Determine how many lines of the records include "Lajos", and answer with the number alone.

# RECORDS start

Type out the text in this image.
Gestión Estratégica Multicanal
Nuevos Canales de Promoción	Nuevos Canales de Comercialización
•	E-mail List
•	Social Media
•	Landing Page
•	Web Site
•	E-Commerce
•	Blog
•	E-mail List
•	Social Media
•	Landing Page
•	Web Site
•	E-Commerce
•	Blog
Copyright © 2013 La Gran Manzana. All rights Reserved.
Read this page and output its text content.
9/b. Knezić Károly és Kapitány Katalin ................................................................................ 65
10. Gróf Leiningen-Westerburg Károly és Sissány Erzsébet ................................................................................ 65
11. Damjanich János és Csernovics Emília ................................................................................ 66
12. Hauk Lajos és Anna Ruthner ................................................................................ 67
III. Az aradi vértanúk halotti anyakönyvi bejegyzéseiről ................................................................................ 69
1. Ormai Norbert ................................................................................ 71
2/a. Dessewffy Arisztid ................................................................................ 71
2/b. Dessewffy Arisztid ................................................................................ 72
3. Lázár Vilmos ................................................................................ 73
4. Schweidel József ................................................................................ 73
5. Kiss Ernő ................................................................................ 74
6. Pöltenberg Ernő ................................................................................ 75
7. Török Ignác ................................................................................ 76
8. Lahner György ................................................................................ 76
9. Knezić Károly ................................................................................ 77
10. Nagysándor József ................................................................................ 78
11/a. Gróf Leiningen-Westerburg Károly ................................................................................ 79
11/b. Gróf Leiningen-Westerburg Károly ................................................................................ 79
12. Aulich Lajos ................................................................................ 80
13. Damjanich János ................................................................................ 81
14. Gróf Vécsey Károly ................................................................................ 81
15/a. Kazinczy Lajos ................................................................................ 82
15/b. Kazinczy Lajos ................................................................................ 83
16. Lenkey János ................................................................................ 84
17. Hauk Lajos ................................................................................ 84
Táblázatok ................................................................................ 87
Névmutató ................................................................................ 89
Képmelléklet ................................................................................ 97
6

# RECORDS end

**THE OUTPUT**
5